> Your task: For the data below, count the lines that have the string "Höken" and state that number by itself.

> Provided records:
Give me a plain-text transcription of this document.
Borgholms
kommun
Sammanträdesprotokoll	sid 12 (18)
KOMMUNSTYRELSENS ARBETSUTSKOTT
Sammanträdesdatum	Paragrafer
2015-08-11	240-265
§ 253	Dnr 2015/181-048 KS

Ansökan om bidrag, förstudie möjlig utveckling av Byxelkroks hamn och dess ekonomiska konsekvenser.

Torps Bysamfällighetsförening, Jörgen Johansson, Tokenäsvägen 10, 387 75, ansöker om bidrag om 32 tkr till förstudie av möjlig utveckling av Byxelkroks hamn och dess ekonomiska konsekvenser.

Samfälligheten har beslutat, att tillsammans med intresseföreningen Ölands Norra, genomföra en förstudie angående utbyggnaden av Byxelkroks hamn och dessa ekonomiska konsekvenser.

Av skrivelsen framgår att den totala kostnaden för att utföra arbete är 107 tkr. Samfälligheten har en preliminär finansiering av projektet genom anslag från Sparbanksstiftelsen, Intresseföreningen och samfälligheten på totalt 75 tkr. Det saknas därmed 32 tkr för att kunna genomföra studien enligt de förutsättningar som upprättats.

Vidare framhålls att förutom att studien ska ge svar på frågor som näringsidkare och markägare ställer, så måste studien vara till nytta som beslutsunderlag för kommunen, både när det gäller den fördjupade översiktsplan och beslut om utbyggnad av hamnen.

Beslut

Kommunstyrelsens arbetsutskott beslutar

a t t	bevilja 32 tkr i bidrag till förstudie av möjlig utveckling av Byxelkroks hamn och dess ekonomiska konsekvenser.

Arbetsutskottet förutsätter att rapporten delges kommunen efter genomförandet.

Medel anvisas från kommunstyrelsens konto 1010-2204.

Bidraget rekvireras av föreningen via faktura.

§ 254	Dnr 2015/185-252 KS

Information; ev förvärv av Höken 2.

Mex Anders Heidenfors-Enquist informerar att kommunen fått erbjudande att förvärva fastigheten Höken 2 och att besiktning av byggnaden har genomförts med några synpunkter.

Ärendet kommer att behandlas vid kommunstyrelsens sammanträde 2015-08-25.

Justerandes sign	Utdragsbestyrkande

> Solution below: 2